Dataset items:
(begin)

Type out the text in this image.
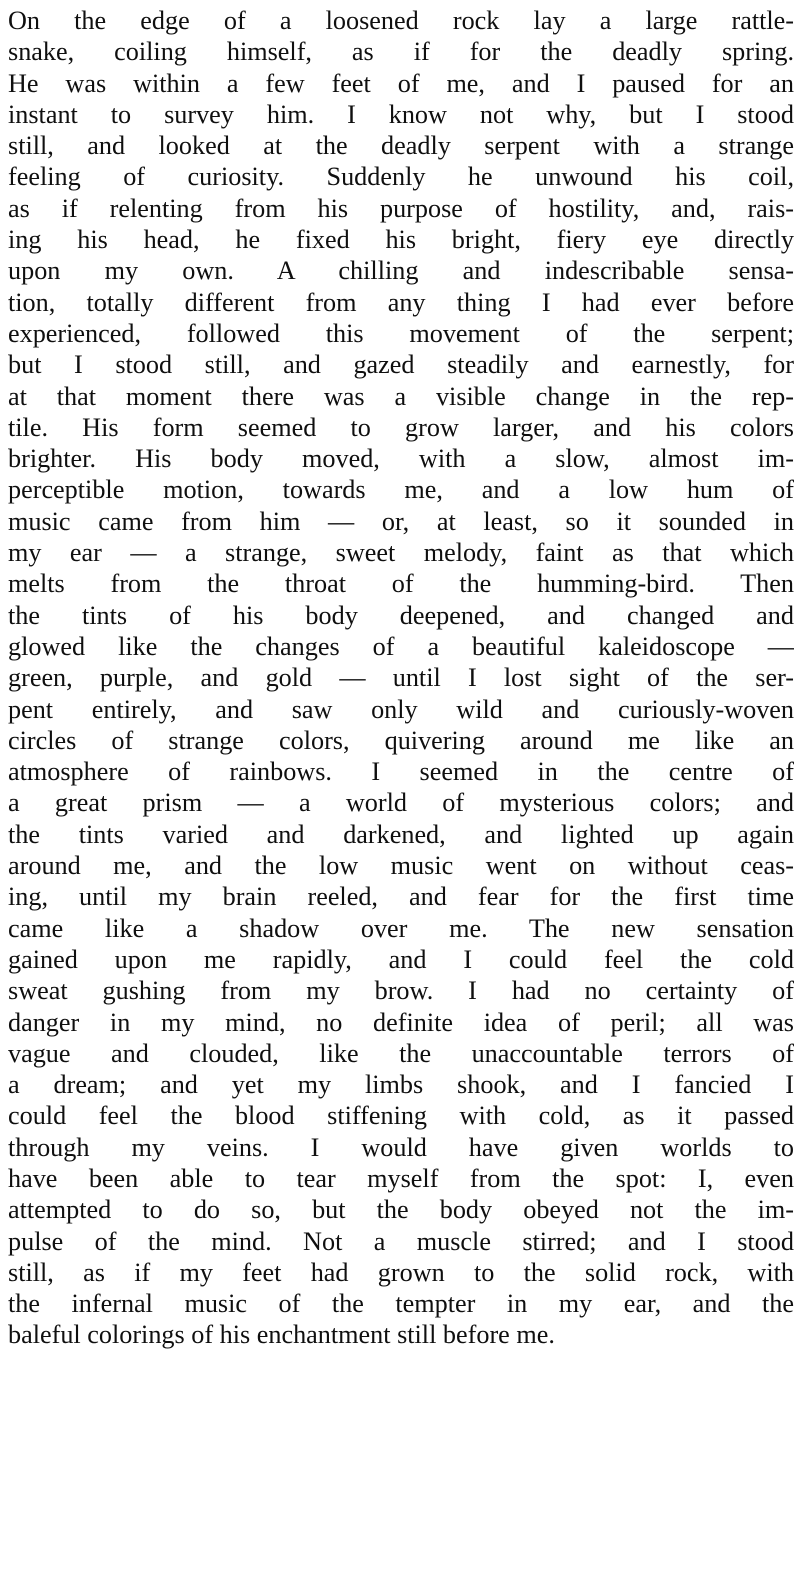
On the edge of a loosened rock lay a large rattle-
snake, coiling himself, as if for the deadly spring.
He was within a few feet of me, and I paused for an
instant to survey him. I know not why, but I stood
still, and looked at the deadly serpent with a strange
feeling of curiosity. Suddenly he unwound his coil,
as if relenting from his purpose of hostility, and, rais-
ing his head, he fixed his bright, fiery eye directly
upon my own. A chilling and indescribable sensa-
tion, totally different from any thing I had ever before
experienced, followed this movement of the serpent;
but I stood still, and gazed steadily and earnestly, for
at that moment there was a visible change in the rep-
tile. His form seemed to grow larger, and his colors
brighter. His body moved, with a slow, almost im-
perceptible motion, towards me, and a low hum of
music came from him — or, at least, so it sounded in
my ear — a strange, sweet melody, faint as that which
melts from the throat of the humming-bird. Then
the tints of his body deepened, and changed and
glowed like the changes of a beautiful kaleidoscope —
green, purple, and gold — until I lost sight of the ser-
pent entirely, and saw only wild and curiously-woven
circles of strange colors, quivering around me like an
atmosphere of rainbows. I seemed in the centre of
a great prism — a world of mysterious colors; and
the tints varied and darkened, and lighted up again
around me, and the low music went on without ceas-
ing, until my brain reeled, and fear for the first time
came like a shadow over me. The new sensation
gained upon me rapidly, and I could feel the cold
sweat gushing from my brow. I had no certainty of
danger in my mind, no definite idea of peril; all was
vague and clouded, like the unaccountable terrors of
a dream; and yet my limbs shook, and I fancied I
could feel the blood stiffening with cold, as it passed
through my veins. I would have given worlds to
have been able to tear myself from the spot: I, even
attempted to do so, but the body obeyed not the im-
pulse of the mind. Not a muscle stirred; and I stood
still, as if my feet had grown to the solid rock, with
the infernal music of the tempter in my ear, and the
baleful colorings of his enchantment still before me.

(end)

**TASK TO CARRY OUT**
Using the listing above, return all lines where the word "serpent" occurs.

**WRITTEN SOLUTION**
still, and looked at the deadly serpent with a strange
experienced, followed this movement of the serpent;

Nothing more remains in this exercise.